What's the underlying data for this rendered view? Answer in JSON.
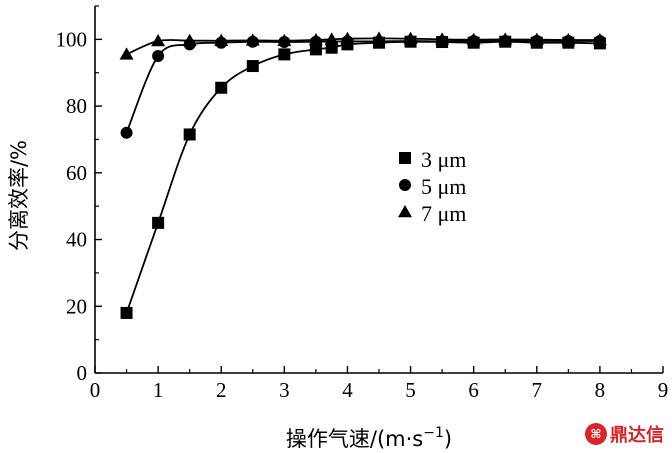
{
  "chart_data": {
    "type": "line",
    "xlabel": "操作气速/(m·s",
    "xlabel_exp": "−1",
    "xlabel_close": ")",
    "ylabel": "分离效率/%",
    "xlim": [
      0,
      9
    ],
    "ylim": [
      0,
      110
    ],
    "xticks": [
      0,
      1,
      2,
      3,
      4,
      5,
      6,
      7,
      8,
      9
    ],
    "yticks": [
      0,
      20,
      40,
      60,
      80,
      100
    ],
    "legend_position": "center-right",
    "grid": false,
    "series": [
      {
        "name": "3 μm",
        "marker": "square",
        "x": [
          0.5,
          1.0,
          1.5,
          2.0,
          2.5,
          3.0,
          3.5,
          3.75,
          4.0,
          4.5,
          5.0,
          5.5,
          6.0,
          6.5,
          7.0,
          7.5,
          8.0
        ],
        "y": [
          18,
          45,
          71.5,
          85.5,
          92,
          95.5,
          97,
          97.5,
          98.5,
          99,
          99.3,
          99.2,
          99,
          99.3,
          99,
          99,
          98.8
        ]
      },
      {
        "name": "5 μm",
        "marker": "circle",
        "x": [
          0.5,
          1.0,
          1.5,
          2.0,
          2.5,
          3.0,
          3.5,
          4.0,
          4.5,
          5.0,
          5.5,
          6.0,
          6.5,
          7.0,
          7.5,
          8.0
        ],
        "y": [
          72,
          95,
          98.5,
          99,
          99.3,
          99.2,
          99.3,
          99.4,
          99.4,
          99.5,
          99.4,
          99.5,
          99.5,
          99.5,
          99.5,
          99.5
        ]
      },
      {
        "name": "7 μm",
        "marker": "triangle",
        "x": [
          0.5,
          1.0,
          1.5,
          2.0,
          2.5,
          3.0,
          3.5,
          3.75,
          4.0,
          4.5,
          5.0,
          5.5,
          6.0,
          6.5,
          7.0,
          7.5,
          8.0
        ],
        "y": [
          95.5,
          99.5,
          99.6,
          99.6,
          99.7,
          99.6,
          99.8,
          100,
          100.2,
          100.3,
          100.2,
          100,
          99.9,
          100,
          99.9,
          99.8,
          99.8
        ]
      }
    ]
  },
  "watermark": {
    "logo_glyph": "⌘",
    "text": "鼎达信",
    "color": "#d9252a"
  }
}
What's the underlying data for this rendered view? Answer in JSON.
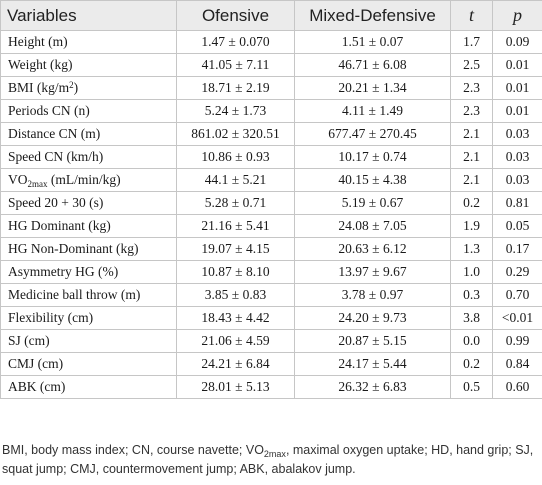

——

THE PROBLEM:
Give the data again exactly as written, with all pictures left out.

CORRECT RESULT:
What's the underlying data for this rendered view? Answer in JSON.
{
  "chart_data": {
    "type": "line",
    "xlabel": "操作气速/(m·s",
    "xlabel_exp": "−1",
    "xlabel_close": ")",
    "ylabel": "分离效率/%",
    "xlim": [
      0,
      9
    ],
    "ylim": [
      0,
      110
    ],
    "xticks": [
      0,
      1,
      2,
      3,
      4,
      5,
      6,
      7,
      8,
      9
    ],
    "yticks": [
      0,
      20,
      40,
      60,
      80,
      100
    ],
    "legend_position": "center-right",
    "grid": false,
    "series": [
      {
        "name": "3 μm",
        "marker": "square",
        "x": [
          0.5,
          1.0,
          1.5,
          2.0,
          2.5,
          3.0,
          3.5,
          3.75,
          4.0,
          4.5,
          5.0,
          5.5,
          6.0,
          6.5,
          7.0,
          7.5,
          8.0
        ],
        "y": [
          18,
          45,
          71.5,
          85.5,
          92,
          95.5,
          97,
          97.5,
          98.5,
          99,
          99.3,
          99.2,
          99,
          99.3,
          99,
          99,
          98.8
        ]
      },
      {
        "name": "5 μm",
        "marker": "circle",
        "x": [
          0.5,
          1.0,
          1.5,
          2.0,
          2.5,
          3.0,
          3.5,
          4.0,
          4.5,
          5.0,
          5.5,
          6.0,
          6.5,
          7.0,
          7.5,
          8.0
        ],
        "y": [
          72,
          95,
          98.5,
          99,
          99.3,
          99.2,
          99.3,
          99.4,
          99.4,
          99.5,
          99.4,
          99.5,
          99.5,
          99.5,
          99.5,
          99.5
        ]
      },
      {
        "name": "7 μm",
        "marker": "triangle",
        "x": [
          0.5,
          1.0,
          1.5,
          2.0,
          2.5,
          3.0,
          3.5,
          3.75,
          4.0,
          4.5,
          5.0,
          5.5,
          6.0,
          6.5,
          7.0,
          7.5,
          8.0
        ],
        "y": [
          95.5,
          99.5,
          99.6,
          99.6,
          99.7,
          99.6,
          99.8,
          100,
          100.2,
          100.3,
          100.2,
          100,
          99.9,
          100,
          99.9,
          99.8,
          99.8
        ]
      }
    ]
  },
  "watermark": {
    "logo_glyph": "⌘",
    "text": "鼎达信",
    "color": "#d9252a"
  }
}
What's the underlying data for this rendered view? Answer in JSON.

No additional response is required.